Here are some records; quote them exactly, leaving out the pictures.
------ DATASET RECORDS ------
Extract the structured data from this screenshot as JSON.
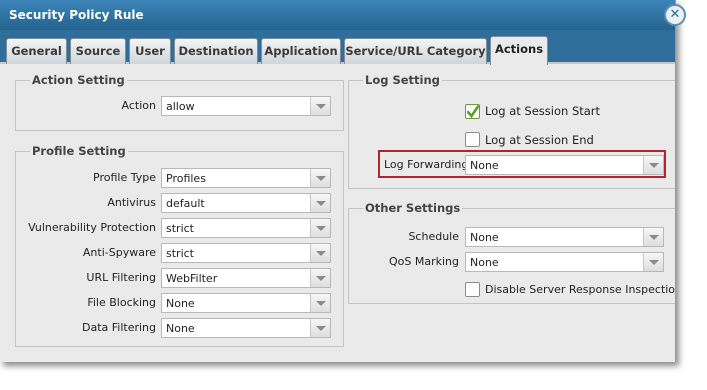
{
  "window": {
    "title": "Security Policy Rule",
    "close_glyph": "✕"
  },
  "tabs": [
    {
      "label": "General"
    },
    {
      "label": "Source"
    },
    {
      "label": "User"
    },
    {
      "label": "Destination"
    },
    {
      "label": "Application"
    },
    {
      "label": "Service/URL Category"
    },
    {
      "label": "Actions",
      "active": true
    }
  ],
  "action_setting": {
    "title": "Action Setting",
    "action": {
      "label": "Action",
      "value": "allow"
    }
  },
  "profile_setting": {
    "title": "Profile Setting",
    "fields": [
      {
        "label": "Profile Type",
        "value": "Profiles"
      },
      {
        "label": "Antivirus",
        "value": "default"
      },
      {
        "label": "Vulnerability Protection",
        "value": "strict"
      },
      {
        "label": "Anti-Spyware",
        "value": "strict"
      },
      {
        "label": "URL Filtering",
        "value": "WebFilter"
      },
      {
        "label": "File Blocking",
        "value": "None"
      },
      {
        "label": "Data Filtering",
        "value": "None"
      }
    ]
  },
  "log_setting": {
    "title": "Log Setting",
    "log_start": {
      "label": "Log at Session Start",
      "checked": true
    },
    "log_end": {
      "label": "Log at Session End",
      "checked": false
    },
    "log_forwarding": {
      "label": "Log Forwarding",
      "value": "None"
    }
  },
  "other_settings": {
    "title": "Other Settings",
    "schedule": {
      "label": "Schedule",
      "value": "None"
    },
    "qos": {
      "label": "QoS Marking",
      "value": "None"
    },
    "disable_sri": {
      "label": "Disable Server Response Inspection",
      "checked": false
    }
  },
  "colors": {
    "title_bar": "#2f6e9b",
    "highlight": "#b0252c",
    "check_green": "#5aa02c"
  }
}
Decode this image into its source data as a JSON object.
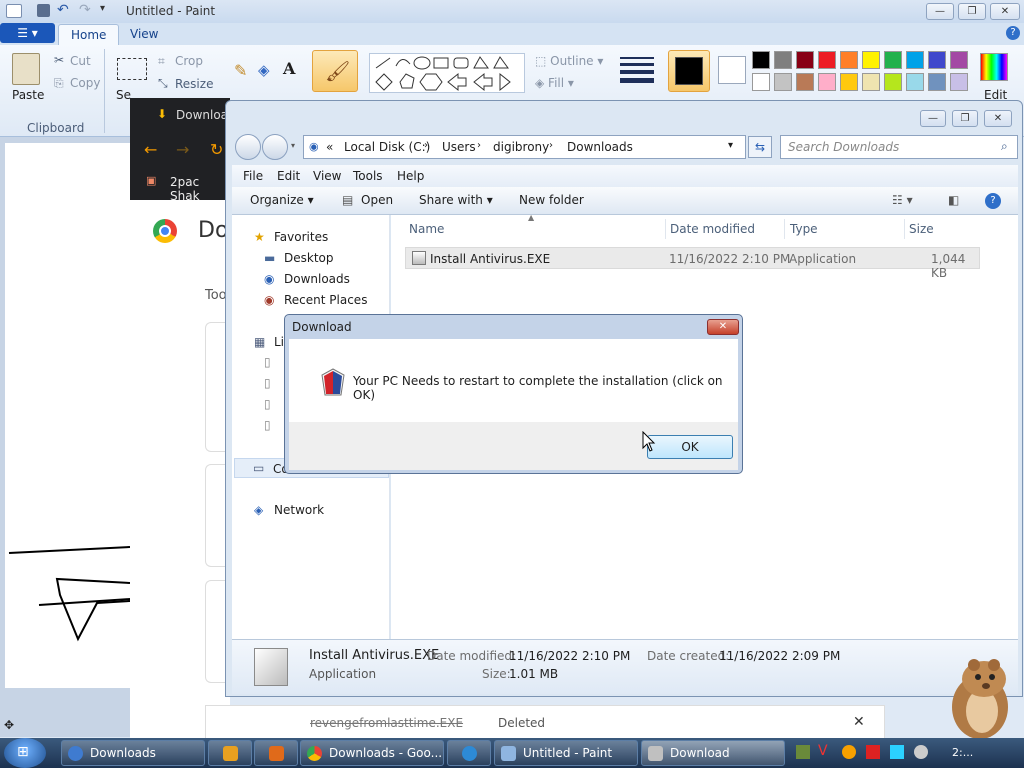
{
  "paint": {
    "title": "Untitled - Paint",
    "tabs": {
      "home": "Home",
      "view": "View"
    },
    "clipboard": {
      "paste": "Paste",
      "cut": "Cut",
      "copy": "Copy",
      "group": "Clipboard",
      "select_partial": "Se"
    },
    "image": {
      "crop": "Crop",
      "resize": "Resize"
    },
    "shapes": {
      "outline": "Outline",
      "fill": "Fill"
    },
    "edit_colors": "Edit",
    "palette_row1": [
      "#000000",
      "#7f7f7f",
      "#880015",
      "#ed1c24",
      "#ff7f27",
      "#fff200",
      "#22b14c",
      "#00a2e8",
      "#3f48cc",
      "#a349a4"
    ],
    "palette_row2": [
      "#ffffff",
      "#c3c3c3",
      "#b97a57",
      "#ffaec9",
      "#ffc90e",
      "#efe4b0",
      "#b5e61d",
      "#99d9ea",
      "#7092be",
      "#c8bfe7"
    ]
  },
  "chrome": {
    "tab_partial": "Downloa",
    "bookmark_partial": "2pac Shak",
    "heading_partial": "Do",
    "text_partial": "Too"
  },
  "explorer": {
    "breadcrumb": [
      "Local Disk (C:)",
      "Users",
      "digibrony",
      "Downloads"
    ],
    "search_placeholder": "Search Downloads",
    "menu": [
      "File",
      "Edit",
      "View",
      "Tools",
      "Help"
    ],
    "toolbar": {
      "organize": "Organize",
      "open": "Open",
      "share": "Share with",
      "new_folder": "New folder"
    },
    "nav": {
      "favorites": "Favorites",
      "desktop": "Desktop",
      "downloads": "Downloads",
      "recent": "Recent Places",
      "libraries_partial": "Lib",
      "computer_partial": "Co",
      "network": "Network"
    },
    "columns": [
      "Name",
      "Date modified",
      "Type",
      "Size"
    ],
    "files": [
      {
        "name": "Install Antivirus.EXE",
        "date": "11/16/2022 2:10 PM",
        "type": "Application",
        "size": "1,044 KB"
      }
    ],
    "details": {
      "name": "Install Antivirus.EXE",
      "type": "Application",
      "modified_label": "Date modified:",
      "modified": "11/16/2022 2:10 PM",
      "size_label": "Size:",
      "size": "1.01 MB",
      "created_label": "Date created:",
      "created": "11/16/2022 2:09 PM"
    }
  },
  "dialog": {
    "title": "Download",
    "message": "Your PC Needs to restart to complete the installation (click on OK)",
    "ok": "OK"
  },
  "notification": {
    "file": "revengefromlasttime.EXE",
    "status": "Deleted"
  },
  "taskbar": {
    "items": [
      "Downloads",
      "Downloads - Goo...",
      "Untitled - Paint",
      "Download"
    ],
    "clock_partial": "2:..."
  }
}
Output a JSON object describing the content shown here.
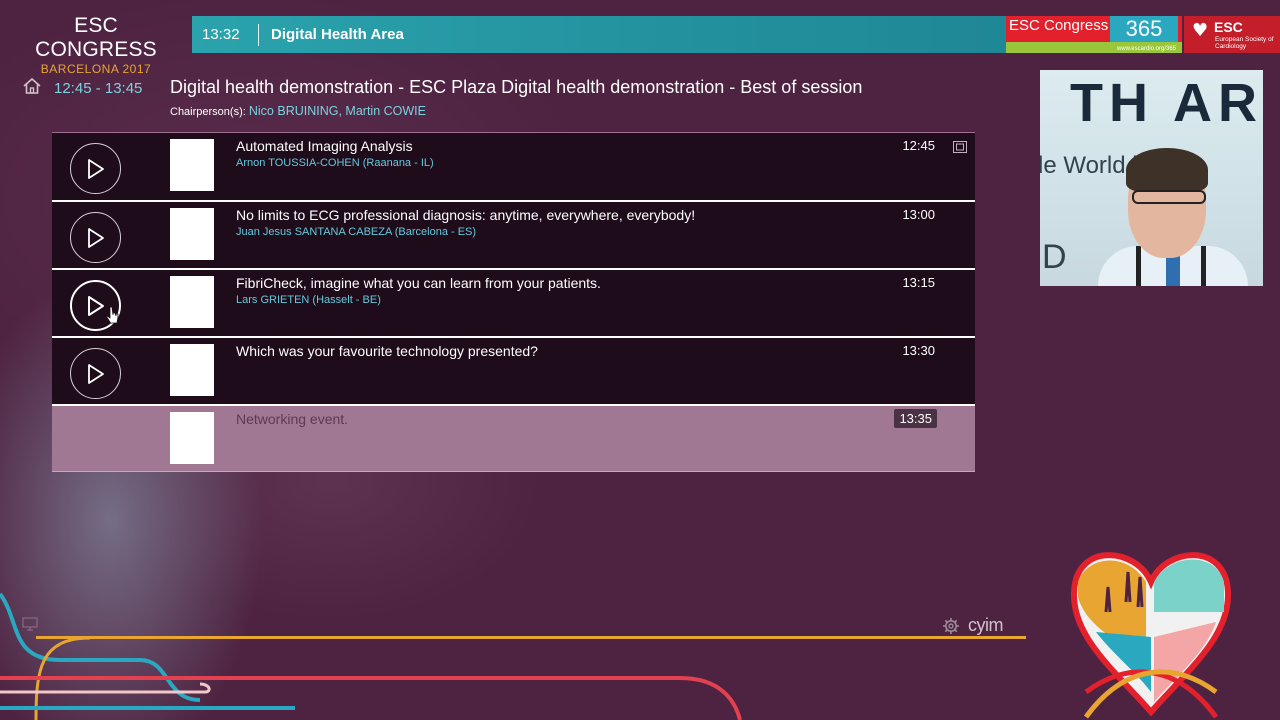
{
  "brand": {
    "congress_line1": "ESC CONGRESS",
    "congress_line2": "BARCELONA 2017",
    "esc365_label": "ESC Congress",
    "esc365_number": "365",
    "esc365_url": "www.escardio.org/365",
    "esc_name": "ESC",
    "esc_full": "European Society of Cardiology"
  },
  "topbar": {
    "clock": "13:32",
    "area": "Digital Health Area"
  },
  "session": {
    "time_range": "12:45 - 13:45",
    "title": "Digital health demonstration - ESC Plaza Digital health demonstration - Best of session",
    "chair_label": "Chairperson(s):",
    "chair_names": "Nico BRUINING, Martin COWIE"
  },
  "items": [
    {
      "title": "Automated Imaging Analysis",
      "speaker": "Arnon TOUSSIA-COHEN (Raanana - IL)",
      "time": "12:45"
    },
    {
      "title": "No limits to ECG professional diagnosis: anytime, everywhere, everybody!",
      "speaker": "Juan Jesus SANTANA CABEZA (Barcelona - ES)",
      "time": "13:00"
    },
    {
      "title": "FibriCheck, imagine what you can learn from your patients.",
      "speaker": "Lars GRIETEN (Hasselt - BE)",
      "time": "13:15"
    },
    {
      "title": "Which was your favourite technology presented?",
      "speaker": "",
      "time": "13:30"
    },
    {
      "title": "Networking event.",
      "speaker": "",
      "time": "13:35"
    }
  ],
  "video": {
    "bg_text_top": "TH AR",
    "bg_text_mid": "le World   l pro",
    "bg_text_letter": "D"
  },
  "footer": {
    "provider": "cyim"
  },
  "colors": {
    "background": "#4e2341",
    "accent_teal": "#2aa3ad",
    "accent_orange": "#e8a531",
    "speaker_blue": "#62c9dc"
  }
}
------
### SOLUTION FOR THIS PROBLEM
Extract the structured data from this screenshot as JSON.
{
  "window": {
    "title": "Security Policy Rule",
    "close_glyph": "✕"
  },
  "tabs": [
    {
      "label": "General"
    },
    {
      "label": "Source"
    },
    {
      "label": "User"
    },
    {
      "label": "Destination"
    },
    {
      "label": "Application"
    },
    {
      "label": "Service/URL Category"
    },
    {
      "label": "Actions",
      "active": true
    }
  ],
  "action_setting": {
    "title": "Action Setting",
    "action": {
      "label": "Action",
      "value": "allow"
    }
  },
  "profile_setting": {
    "title": "Profile Setting",
    "fields": [
      {
        "label": "Profile Type",
        "value": "Profiles"
      },
      {
        "label": "Antivirus",
        "value": "default"
      },
      {
        "label": "Vulnerability Protection",
        "value": "strict"
      },
      {
        "label": "Anti-Spyware",
        "value": "strict"
      },
      {
        "label": "URL Filtering",
        "value": "WebFilter"
      },
      {
        "label": "File Blocking",
        "value": "None"
      },
      {
        "label": "Data Filtering",
        "value": "None"
      }
    ]
  },
  "log_setting": {
    "title": "Log Setting",
    "log_start": {
      "label": "Log at Session Start",
      "checked": true
    },
    "log_end": {
      "label": "Log at Session End",
      "checked": false
    },
    "log_forwarding": {
      "label": "Log Forwarding",
      "value": "None"
    }
  },
  "other_settings": {
    "title": "Other Settings",
    "schedule": {
      "label": "Schedule",
      "value": "None"
    },
    "qos": {
      "label": "QoS Marking",
      "value": "None"
    },
    "disable_sri": {
      "label": "Disable Server Response Inspection",
      "checked": false
    }
  },
  "colors": {
    "title_bar": "#2f6e9b",
    "highlight": "#b0252c",
    "check_green": "#5aa02c"
  }
}
Decode this image into its source data as a JSON object.
{
  "paint": {
    "title": "Untitled - Paint",
    "tabs": {
      "home": "Home",
      "view": "View"
    },
    "clipboard": {
      "paste": "Paste",
      "cut": "Cut",
      "copy": "Copy",
      "group": "Clipboard",
      "select_partial": "Se"
    },
    "image": {
      "crop": "Crop",
      "resize": "Resize"
    },
    "shapes": {
      "outline": "Outline",
      "fill": "Fill"
    },
    "edit_colors": "Edit",
    "palette_row1": [
      "#000000",
      "#7f7f7f",
      "#880015",
      "#ed1c24",
      "#ff7f27",
      "#fff200",
      "#22b14c",
      "#00a2e8",
      "#3f48cc",
      "#a349a4"
    ],
    "palette_row2": [
      "#ffffff",
      "#c3c3c3",
      "#b97a57",
      "#ffaec9",
      "#ffc90e",
      "#efe4b0",
      "#b5e61d",
      "#99d9ea",
      "#7092be",
      "#c8bfe7"
    ]
  },
  "chrome": {
    "tab_partial": "Downloa",
    "bookmark_partial": "2pac Shak",
    "heading_partial": "Do",
    "text_partial": "Too"
  },
  "explorer": {
    "breadcrumb": [
      "Local Disk (C:)",
      "Users",
      "digibrony",
      "Downloads"
    ],
    "search_placeholder": "Search Downloads",
    "menu": [
      "File",
      "Edit",
      "View",
      "Tools",
      "Help"
    ],
    "toolbar": {
      "organize": "Organize",
      "open": "Open",
      "share": "Share with",
      "new_folder": "New folder"
    },
    "nav": {
      "favorites": "Favorites",
      "desktop": "Desktop",
      "downloads": "Downloads",
      "recent": "Recent Places",
      "libraries_partial": "Lib",
      "computer_partial": "Co",
      "network": "Network"
    },
    "columns": [
      "Name",
      "Date modified",
      "Type",
      "Size"
    ],
    "files": [
      {
        "name": "Install Antivirus.EXE",
        "date": "11/16/2022 2:10 PM",
        "type": "Application",
        "size": "1,044 KB"
      }
    ],
    "details": {
      "name": "Install Antivirus.EXE",
      "type": "Application",
      "modified_label": "Date modified:",
      "modified": "11/16/2022 2:10 PM",
      "size_label": "Size:",
      "size": "1.01 MB",
      "created_label": "Date created:",
      "created": "11/16/2022 2:09 PM"
    }
  },
  "dialog": {
    "title": "Download",
    "message": "Your PC Needs to restart to complete the installation (click on OK)",
    "ok": "OK"
  },
  "notification": {
    "file": "revengefromlasttime.EXE",
    "status": "Deleted"
  },
  "taskbar": {
    "items": [
      "Downloads",
      "Downloads - Goo...",
      "Untitled - Paint",
      "Download"
    ],
    "clock_partial": "2:..."
  }
}
Output a JSON object describing the content shown here.
{
  "brand": {
    "congress_line1": "ESC CONGRESS",
    "congress_line2": "BARCELONA 2017",
    "esc365_label": "ESC Congress",
    "esc365_number": "365",
    "esc365_url": "www.escardio.org/365",
    "esc_name": "ESC",
    "esc_full": "European Society of Cardiology"
  },
  "topbar": {
    "clock": "13:32",
    "area": "Digital Health Area"
  },
  "session": {
    "time_range": "12:45 - 13:45",
    "title": "Digital health demonstration - ESC Plaza Digital health demonstration - Best of session",
    "chair_label": "Chairperson(s):",
    "chair_names": "Nico BRUINING, Martin COWIE"
  },
  "items": [
    {
      "title": "Automated Imaging Analysis",
      "speaker": "Arnon TOUSSIA-COHEN (Raanana - IL)",
      "time": "12:45"
    },
    {
      "title": "No limits to ECG professional diagnosis: anytime, everywhere, everybody!",
      "speaker": "Juan Jesus SANTANA CABEZA (Barcelona - ES)",
      "time": "13:00"
    },
    {
      "title": "FibriCheck, imagine what you can learn from your patients.",
      "speaker": "Lars GRIETEN (Hasselt - BE)",
      "time": "13:15"
    },
    {
      "title": "Which was your favourite technology presented?",
      "speaker": "",
      "time": "13:30"
    },
    {
      "title": "Networking event.",
      "speaker": "",
      "time": "13:35"
    }
  ],
  "video": {
    "bg_text_top": "TH AR",
    "bg_text_mid": "le World   l pro",
    "bg_text_letter": "D"
  },
  "footer": {
    "provider": "cyim"
  },
  "colors": {
    "background": "#4e2341",
    "accent_teal": "#2aa3ad",
    "accent_orange": "#e8a531",
    "speaker_blue": "#62c9dc"
  }
}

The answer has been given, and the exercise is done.